• **Written task**
Tally the lines with the word "this" and report the number alone.

(Stored items)
_ _ _
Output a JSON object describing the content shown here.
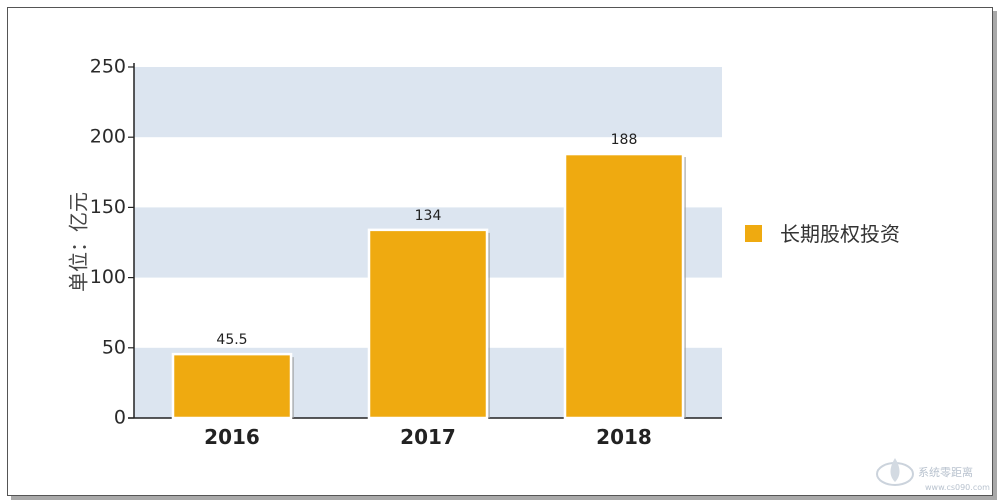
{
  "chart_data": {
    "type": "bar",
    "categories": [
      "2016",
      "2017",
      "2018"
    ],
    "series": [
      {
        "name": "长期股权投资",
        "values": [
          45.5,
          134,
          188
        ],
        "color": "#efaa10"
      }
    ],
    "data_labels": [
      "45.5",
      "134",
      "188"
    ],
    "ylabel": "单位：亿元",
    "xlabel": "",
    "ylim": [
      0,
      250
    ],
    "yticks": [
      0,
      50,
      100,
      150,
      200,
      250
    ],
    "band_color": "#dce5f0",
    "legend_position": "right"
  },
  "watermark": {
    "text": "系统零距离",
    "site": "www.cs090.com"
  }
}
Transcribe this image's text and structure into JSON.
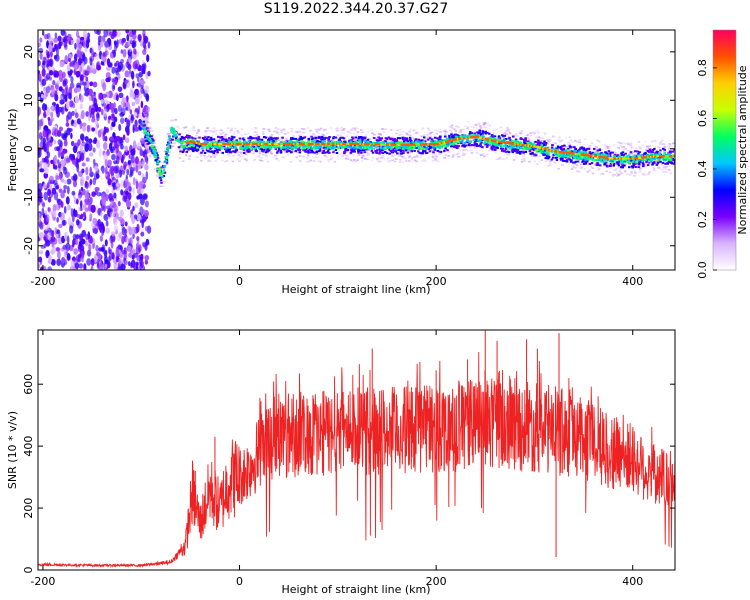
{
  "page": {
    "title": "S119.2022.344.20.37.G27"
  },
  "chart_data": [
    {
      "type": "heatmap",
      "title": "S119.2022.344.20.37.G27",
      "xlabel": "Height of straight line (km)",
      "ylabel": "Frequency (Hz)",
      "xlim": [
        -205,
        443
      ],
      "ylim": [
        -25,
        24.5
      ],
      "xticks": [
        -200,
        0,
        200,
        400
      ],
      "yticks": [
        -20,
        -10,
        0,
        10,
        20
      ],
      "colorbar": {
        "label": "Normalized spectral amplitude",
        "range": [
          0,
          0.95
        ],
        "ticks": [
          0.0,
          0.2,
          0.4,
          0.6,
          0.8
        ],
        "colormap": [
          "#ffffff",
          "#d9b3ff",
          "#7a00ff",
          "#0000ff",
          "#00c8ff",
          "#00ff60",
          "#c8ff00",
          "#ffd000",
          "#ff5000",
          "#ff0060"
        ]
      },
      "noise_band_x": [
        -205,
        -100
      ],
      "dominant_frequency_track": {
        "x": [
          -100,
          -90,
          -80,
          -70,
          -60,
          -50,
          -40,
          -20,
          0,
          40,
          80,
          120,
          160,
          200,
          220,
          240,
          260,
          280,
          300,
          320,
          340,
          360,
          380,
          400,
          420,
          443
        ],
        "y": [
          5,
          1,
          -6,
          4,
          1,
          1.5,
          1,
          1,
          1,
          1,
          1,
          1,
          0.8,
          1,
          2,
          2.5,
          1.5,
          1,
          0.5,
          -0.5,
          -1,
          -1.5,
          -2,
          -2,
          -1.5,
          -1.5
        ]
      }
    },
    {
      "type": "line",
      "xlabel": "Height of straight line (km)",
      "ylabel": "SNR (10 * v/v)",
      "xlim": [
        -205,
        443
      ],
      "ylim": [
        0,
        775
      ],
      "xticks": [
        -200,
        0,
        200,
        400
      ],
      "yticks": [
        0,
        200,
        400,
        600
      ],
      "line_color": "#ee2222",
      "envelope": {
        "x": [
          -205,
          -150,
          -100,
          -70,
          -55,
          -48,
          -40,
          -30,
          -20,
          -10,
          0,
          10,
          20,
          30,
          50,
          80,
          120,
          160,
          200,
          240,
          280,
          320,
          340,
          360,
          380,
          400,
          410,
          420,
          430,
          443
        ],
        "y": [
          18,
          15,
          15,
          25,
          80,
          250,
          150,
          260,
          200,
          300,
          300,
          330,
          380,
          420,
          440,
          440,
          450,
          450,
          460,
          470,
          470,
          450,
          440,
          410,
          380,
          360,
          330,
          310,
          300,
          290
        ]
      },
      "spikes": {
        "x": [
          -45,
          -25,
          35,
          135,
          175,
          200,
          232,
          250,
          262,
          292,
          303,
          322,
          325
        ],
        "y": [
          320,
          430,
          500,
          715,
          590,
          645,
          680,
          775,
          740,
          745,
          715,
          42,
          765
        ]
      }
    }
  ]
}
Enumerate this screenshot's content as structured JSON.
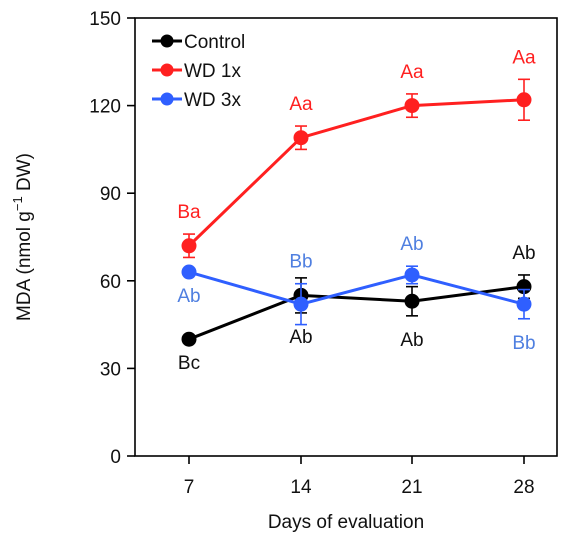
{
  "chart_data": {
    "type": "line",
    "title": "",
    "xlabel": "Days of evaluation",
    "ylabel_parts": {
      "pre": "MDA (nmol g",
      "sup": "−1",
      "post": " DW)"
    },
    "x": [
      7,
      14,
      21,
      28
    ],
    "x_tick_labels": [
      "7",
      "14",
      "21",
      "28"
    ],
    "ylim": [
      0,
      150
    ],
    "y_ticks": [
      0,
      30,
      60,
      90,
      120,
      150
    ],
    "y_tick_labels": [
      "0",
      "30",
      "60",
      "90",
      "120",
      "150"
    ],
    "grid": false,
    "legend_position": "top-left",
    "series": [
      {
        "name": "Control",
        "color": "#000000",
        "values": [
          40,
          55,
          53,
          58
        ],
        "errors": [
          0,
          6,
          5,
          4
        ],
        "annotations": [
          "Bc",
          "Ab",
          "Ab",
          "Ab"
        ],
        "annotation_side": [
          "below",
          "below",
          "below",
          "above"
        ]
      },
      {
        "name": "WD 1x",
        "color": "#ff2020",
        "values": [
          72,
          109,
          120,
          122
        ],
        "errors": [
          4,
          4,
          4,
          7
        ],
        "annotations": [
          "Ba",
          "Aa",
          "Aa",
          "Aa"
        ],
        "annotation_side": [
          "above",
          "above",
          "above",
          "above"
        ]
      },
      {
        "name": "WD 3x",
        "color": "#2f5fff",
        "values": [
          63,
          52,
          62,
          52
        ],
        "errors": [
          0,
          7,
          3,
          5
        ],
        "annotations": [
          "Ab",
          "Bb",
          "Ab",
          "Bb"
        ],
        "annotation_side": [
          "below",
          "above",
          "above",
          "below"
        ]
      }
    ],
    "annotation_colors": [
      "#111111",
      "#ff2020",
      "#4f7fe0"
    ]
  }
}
_ _ _
• **Task solution**
2